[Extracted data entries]
+++++

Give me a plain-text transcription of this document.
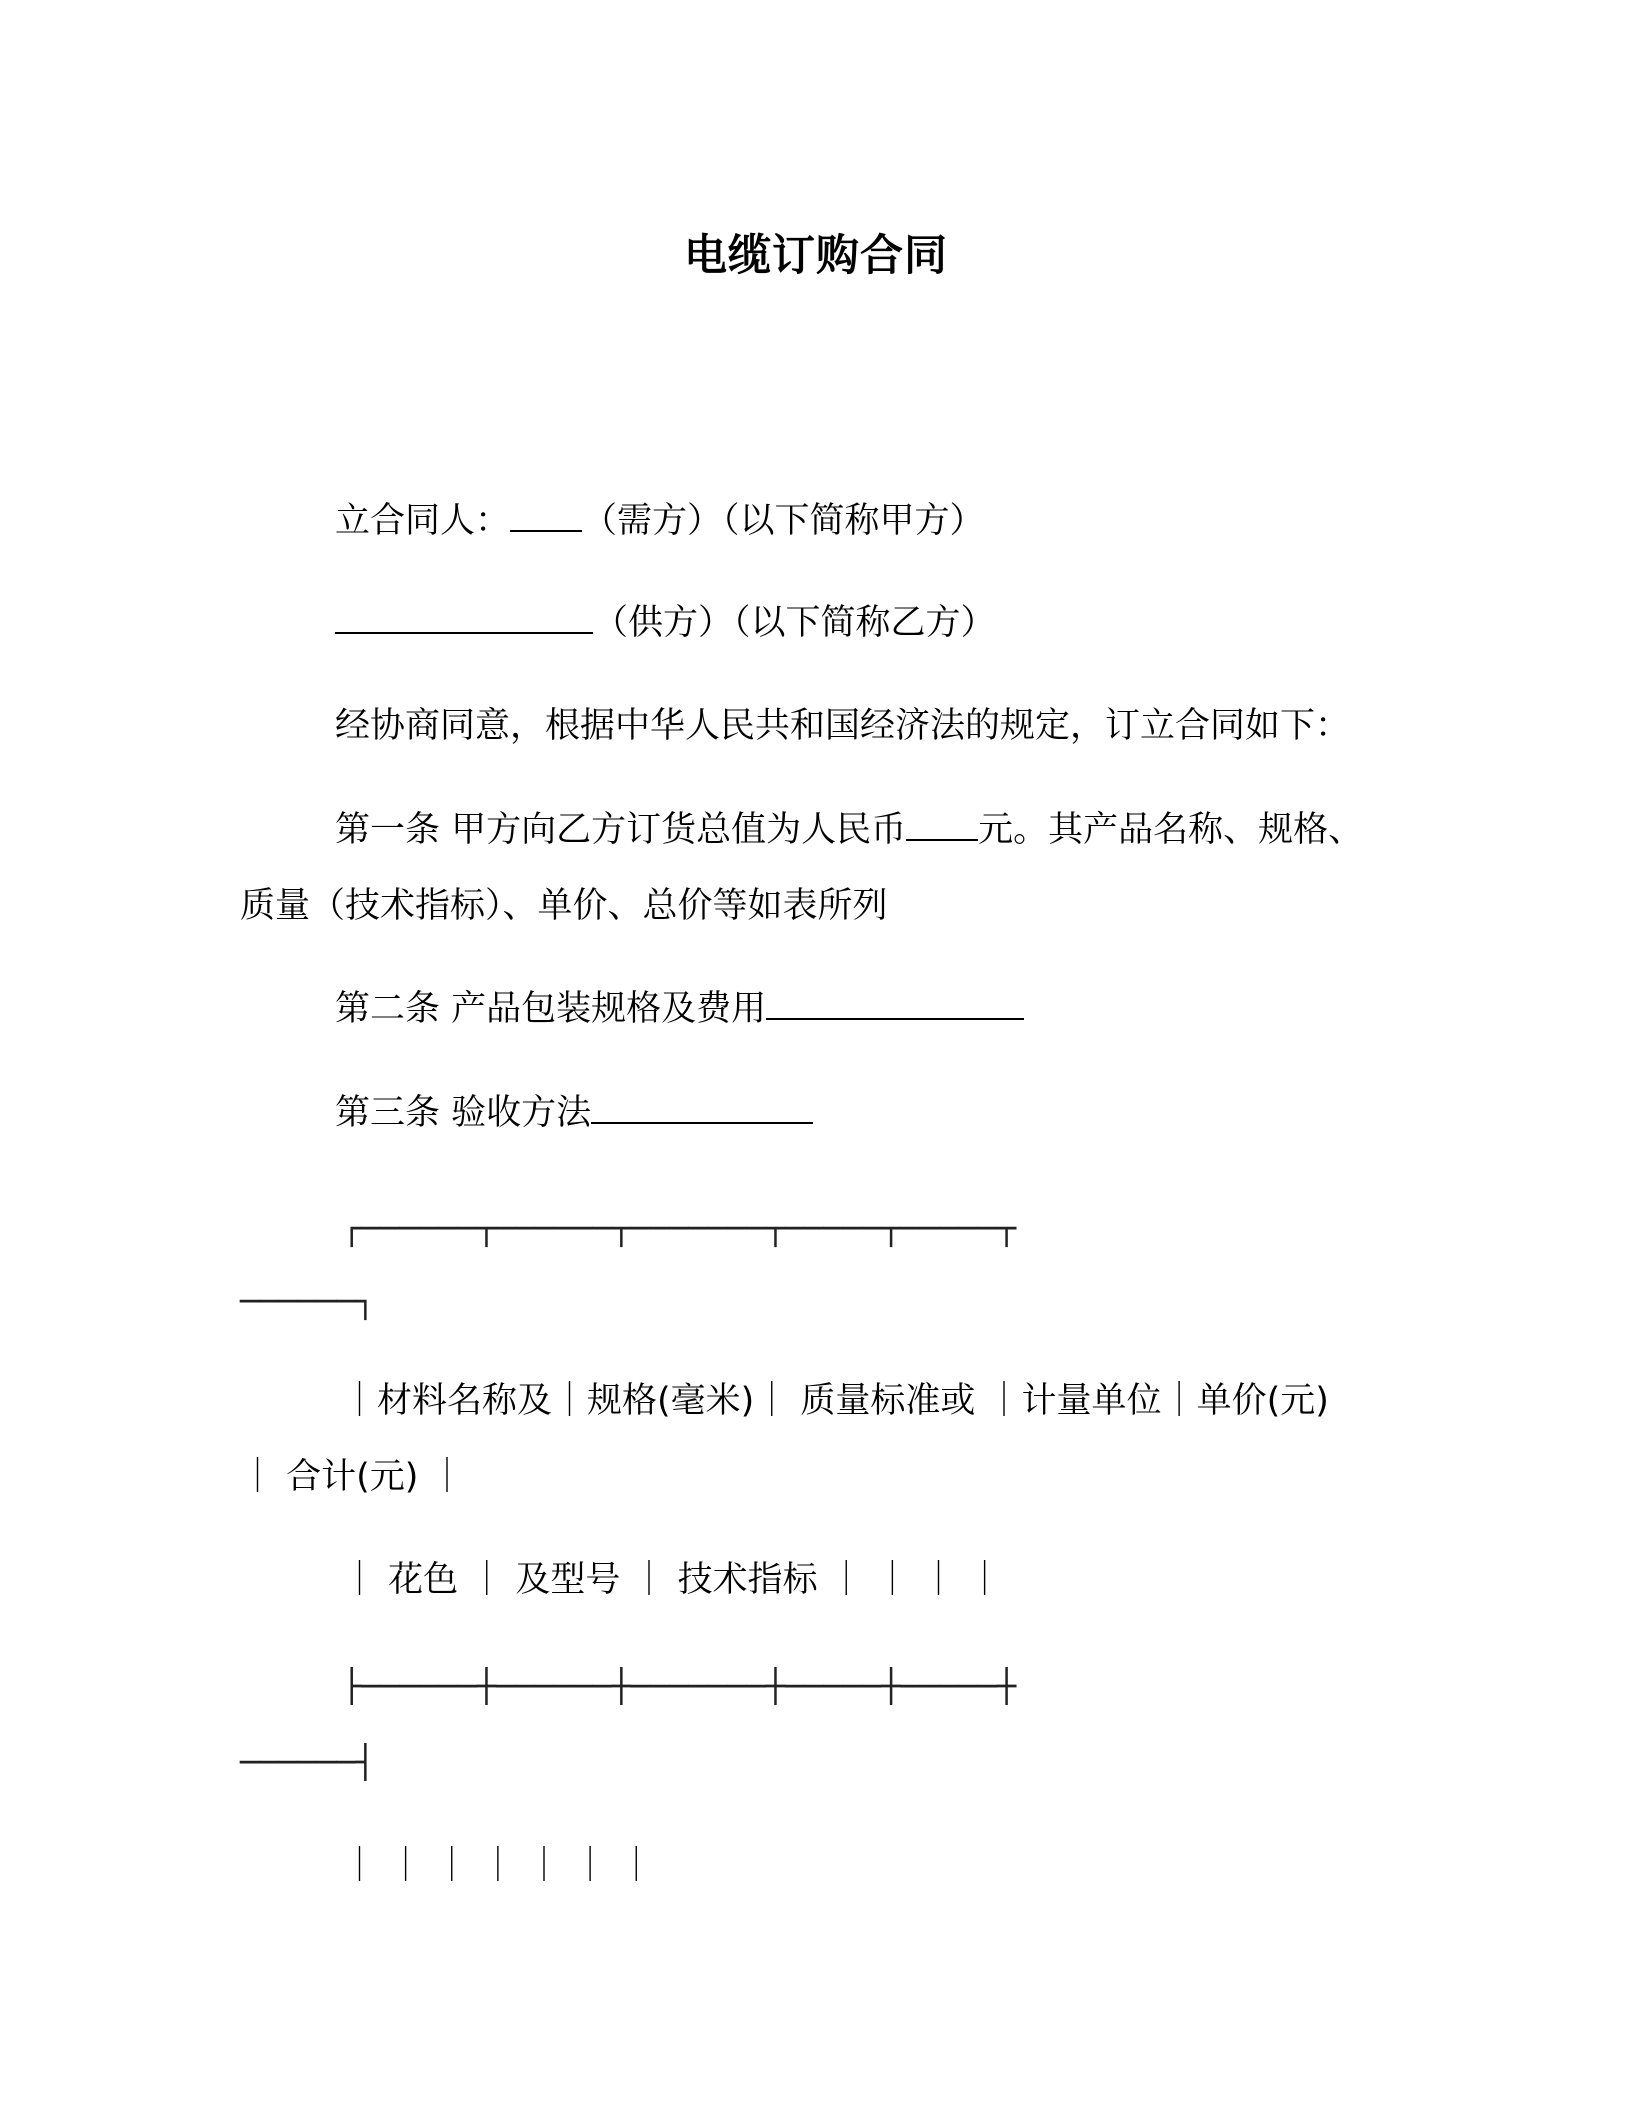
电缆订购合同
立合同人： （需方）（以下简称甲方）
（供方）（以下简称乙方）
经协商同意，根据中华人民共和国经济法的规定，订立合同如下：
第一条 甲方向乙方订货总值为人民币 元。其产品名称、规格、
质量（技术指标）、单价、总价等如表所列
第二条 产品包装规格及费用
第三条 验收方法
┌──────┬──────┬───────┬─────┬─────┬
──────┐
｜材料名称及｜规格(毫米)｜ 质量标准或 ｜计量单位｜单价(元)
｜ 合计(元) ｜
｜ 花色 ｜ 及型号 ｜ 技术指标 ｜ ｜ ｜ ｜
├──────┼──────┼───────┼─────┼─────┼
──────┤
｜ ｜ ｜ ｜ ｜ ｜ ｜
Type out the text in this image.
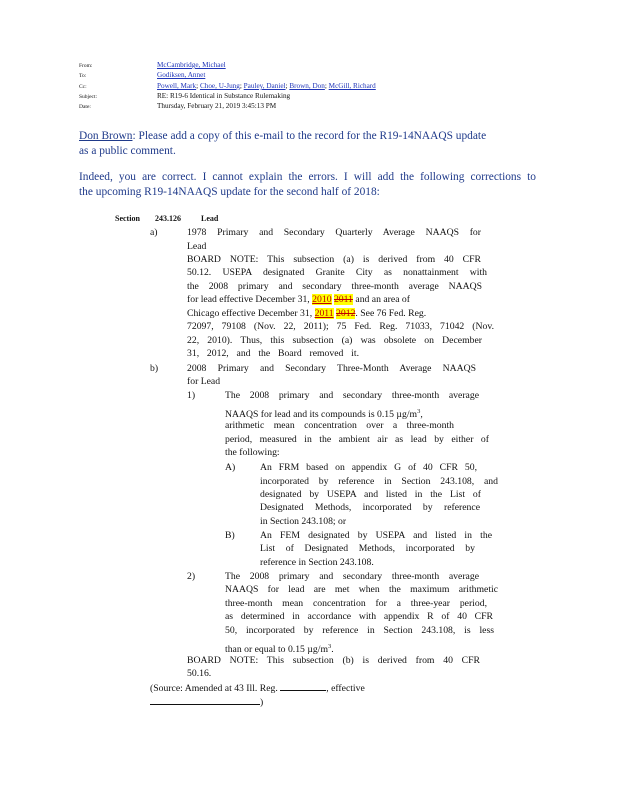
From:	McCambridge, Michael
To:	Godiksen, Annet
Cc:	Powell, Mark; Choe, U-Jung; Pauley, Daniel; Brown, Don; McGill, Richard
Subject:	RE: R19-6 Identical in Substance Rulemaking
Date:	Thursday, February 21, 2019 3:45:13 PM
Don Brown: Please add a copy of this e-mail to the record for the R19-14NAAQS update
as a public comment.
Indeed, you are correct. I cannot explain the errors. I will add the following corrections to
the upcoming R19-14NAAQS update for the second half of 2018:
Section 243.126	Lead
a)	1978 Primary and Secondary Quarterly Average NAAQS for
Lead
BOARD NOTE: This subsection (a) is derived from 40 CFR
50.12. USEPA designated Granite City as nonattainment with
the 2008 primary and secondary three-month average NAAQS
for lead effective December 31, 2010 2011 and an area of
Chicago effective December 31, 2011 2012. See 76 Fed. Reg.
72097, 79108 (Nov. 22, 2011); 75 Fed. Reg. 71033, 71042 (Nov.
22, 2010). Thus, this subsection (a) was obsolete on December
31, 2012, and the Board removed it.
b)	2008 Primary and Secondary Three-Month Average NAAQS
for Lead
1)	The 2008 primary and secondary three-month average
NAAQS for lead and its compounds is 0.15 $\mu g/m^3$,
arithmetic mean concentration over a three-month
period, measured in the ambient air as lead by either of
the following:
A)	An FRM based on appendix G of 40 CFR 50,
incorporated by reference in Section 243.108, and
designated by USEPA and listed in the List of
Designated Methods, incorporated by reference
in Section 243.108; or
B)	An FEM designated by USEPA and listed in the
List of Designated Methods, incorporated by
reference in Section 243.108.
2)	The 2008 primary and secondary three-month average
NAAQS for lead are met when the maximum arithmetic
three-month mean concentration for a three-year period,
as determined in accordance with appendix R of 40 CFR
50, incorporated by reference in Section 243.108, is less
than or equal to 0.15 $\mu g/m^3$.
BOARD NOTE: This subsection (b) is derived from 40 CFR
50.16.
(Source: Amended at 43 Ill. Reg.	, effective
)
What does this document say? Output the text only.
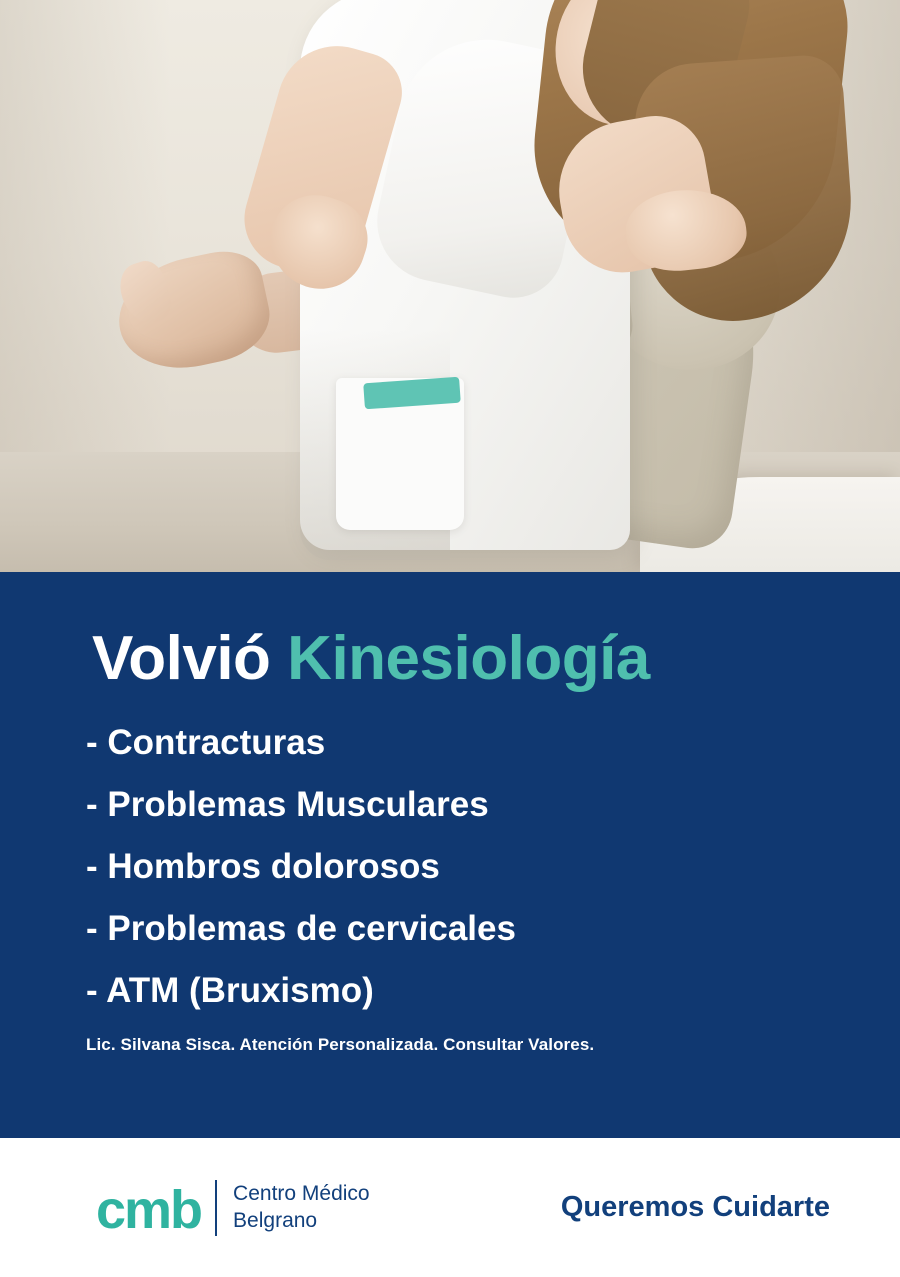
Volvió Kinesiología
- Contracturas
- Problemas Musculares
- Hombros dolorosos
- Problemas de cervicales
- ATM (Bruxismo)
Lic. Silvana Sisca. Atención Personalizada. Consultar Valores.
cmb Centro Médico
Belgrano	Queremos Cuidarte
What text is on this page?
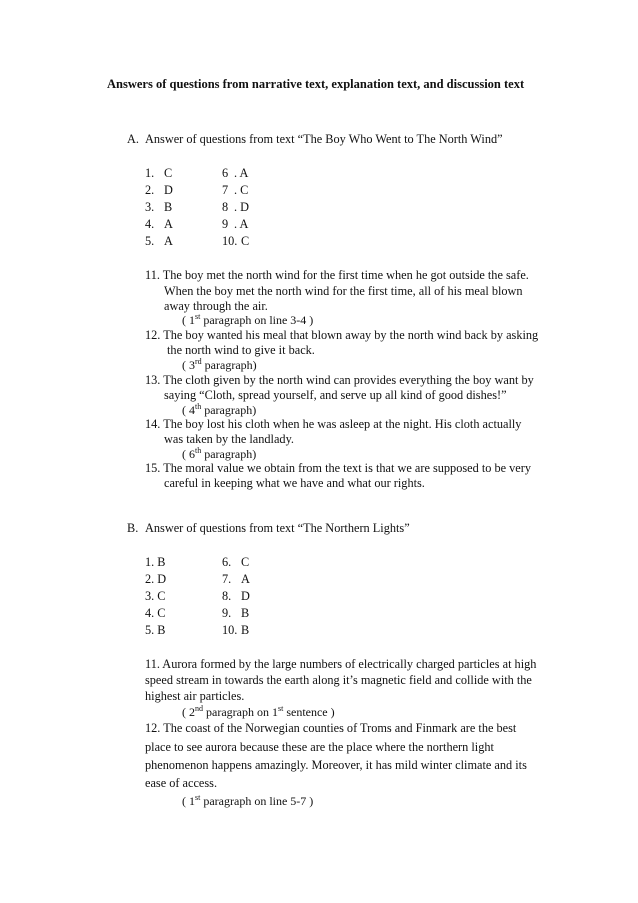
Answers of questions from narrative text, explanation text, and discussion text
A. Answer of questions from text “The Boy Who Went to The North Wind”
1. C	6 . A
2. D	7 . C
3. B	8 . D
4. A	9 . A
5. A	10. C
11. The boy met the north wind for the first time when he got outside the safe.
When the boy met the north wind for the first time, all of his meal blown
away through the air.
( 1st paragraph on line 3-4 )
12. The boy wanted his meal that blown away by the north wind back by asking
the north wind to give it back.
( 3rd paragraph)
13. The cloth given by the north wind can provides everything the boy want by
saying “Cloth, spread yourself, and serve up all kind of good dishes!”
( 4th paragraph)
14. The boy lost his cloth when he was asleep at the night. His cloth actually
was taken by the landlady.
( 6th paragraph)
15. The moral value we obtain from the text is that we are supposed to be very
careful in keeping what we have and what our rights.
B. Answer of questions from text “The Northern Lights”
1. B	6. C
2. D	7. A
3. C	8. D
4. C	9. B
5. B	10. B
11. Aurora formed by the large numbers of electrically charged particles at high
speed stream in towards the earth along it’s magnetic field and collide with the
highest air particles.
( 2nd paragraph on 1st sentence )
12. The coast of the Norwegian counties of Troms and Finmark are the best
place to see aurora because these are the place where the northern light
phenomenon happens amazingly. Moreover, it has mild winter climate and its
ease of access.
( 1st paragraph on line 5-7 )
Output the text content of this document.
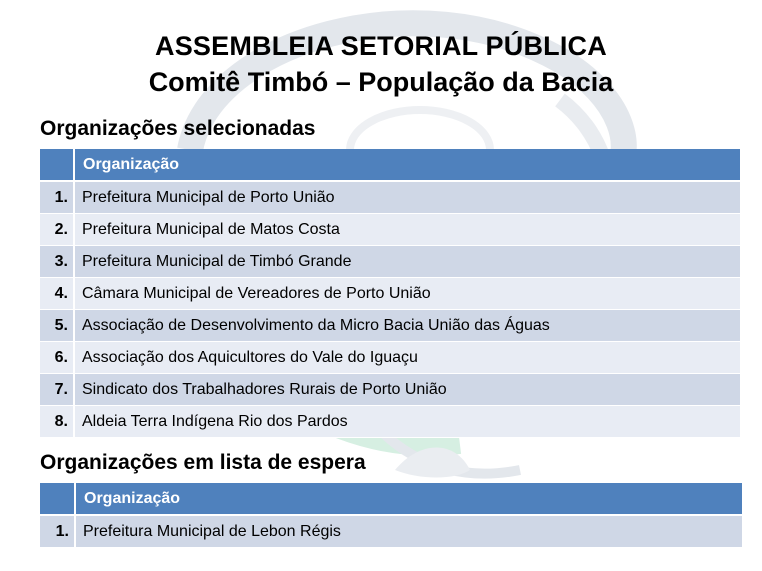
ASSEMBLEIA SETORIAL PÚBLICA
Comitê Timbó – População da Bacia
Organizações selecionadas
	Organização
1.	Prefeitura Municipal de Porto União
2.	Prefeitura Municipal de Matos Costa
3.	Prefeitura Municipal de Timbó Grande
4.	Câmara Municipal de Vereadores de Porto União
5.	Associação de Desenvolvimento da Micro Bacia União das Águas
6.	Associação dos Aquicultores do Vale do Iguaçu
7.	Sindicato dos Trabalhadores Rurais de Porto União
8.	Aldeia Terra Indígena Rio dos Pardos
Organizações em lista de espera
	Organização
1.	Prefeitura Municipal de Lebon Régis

+++++

Do this -
Output the data above without changes, apart from leaving out the pictures.

Solution to the problem -
Give me a plain-text transcription of this document.
电缆订购合同
立合同人： （需方）（以下简称甲方）
（供方）（以下简称乙方）
经协商同意，根据中华人民共和国经济法的规定，订立合同如下：
第一条 甲方向乙方订货总值为人民币 元。其产品名称、规格、
质量（技术指标）、单价、总价等如表所列
第二条 产品包装规格及费用
第三条 验收方法
┌──────┬──────┬───────┬─────┬─────┬
──────┐
｜材料名称及｜规格(毫米)｜ 质量标准或 ｜计量单位｜单价(元)
｜ 合计(元) ｜
｜ 花色 ｜ 及型号 ｜ 技术指标 ｜ ｜ ｜ ｜
├──────┼──────┼───────┼─────┼─────┼
──────┤
｜ ｜ ｜ ｜ ｜ ｜ ｜
Type out the text in this image.
From:	McCambridge, Michael
To:	Godiksen, Annet
Cc:	Powell, Mark; Choe, U-Jung; Pauley, Daniel; Brown, Don; McGill, Richard
Subject:	RE: R19-6 Identical in Substance Rulemaking
Date:	Thursday, February 21, 2019 3:45:13 PM
Don Brown: Please add a copy of this e-mail to the record for the R19-14NAAQS update
as a public comment.
Indeed, you are correct. I cannot explain the errors. I will add the following corrections to
the upcoming R19-14NAAQS update for the second half of 2018:
Section 243.126	Lead
a)	1978 Primary and Secondary Quarterly Average NAAQS for
Lead
BOARD NOTE: This subsection (a) is derived from 40 CFR
50.12. USEPA designated Granite City as nonattainment with
the 2008 primary and secondary three-month average NAAQS
for lead effective December 31, 2010 2011 and an area of
Chicago effective December 31, 2011 2012. See 76 Fed. Reg.
72097, 79108 (Nov. 22, 2011); 75 Fed. Reg. 71033, 71042 (Nov.
22, 2010). Thus, this subsection (a) was obsolete on December
31, 2012, and the Board removed it.
b)	2008 Primary and Secondary Three-Month Average NAAQS
for Lead
1)	The 2008 primary and secondary three-month average
NAAQS for lead and its compounds is 0.15 $\mu g/m^3$,
arithmetic mean concentration over a three-month
period, measured in the ambient air as lead by either of
the following:
A)	An FRM based on appendix G of 40 CFR 50,
incorporated by reference in Section 243.108, and
designated by USEPA and listed in the List of
Designated Methods, incorporated by reference
in Section 243.108; or
B)	An FEM designated by USEPA and listed in the
List of Designated Methods, incorporated by
reference in Section 243.108.
2)	The 2008 primary and secondary three-month average
NAAQS for lead are met when the maximum arithmetic
three-month mean concentration for a three-year period,
as determined in accordance with appendix R of 40 CFR
50, incorporated by reference in Section 243.108, is less
than or equal to 0.15 $\mu g/m^3$.
BOARD NOTE: This subsection (b) is derived from 40 CFR
50.16.
(Source: Amended at 43 Ill. Reg.	, effective
)
What does this document say? Output the text only.
Volvió Kinesiología
- Contracturas
- Problemas Musculares
- Hombros dolorosos
- Problemas de cervicales
- ATM (Bruxismo)
Lic. Silvana Sisca. Atención Personalizada. Consultar Valores.
cmb Centro Médico
Belgrano	Queremos Cuidarte
What text is on this page?
Answers of questions from narrative text, explanation text, and discussion text
A. Answer of questions from text “The Boy Who Went to The North Wind”
1. C	6 . A
2. D	7 . C
3. B	8 . D
4. A	9 . A
5. A	10. C
11. The boy met the north wind for the first time when he got outside the safe.
When the boy met the north wind for the first time, all of his meal blown
away through the air.
( 1st paragraph on line 3-4 )
12. The boy wanted his meal that blown away by the north wind back by asking
the north wind to give it back.
( 3rd paragraph)
13. The cloth given by the north wind can provides everything the boy want by
saying “Cloth, spread yourself, and serve up all kind of good dishes!”
( 4th paragraph)
14. The boy lost his cloth when he was asleep at the night. His cloth actually
was taken by the landlady.
( 6th paragraph)
15. The moral value we obtain from the text is that we are supposed to be very
careful in keeping what we have and what our rights.
B. Answer of questions from text “The Northern Lights”
1. B	6. C
2. D	7. A
3. C	8. D
4. C	9. B
5. B	10. B
11. Aurora formed by the large numbers of electrically charged particles at high
speed stream in towards the earth along it’s magnetic field and collide with the
highest air particles.
( 2nd paragraph on 1st sentence )
12. The coast of the Norwegian counties of Troms and Finmark are the best
place to see aurora because these are the place where the northern light
phenomenon happens amazingly. Moreover, it has mild winter climate and its
ease of access.
( 1st paragraph on line 5-7 )
Output the text content of this document.
ASSEMBLEIA SETORIAL PÚBLICA
Comitê Timbó – População da Bacia
Organizações selecionadas
	Organização
1.	Prefeitura Municipal de Porto União
2.	Prefeitura Municipal de Matos Costa
3.	Prefeitura Municipal de Timbó Grande
4.	Câmara Municipal de Vereadores de Porto União
5.	Associação de Desenvolvimento da Micro Bacia União das Águas
6.	Associação dos Aquicultores do Vale do Iguaçu
7.	Sindicato dos Trabalhadores Rurais de Porto União
8.	Aldeia Terra Indígena Rio dos Pardos
Organizações em lista de espera
	Organização
1.	Prefeitura Municipal de Lebon Régis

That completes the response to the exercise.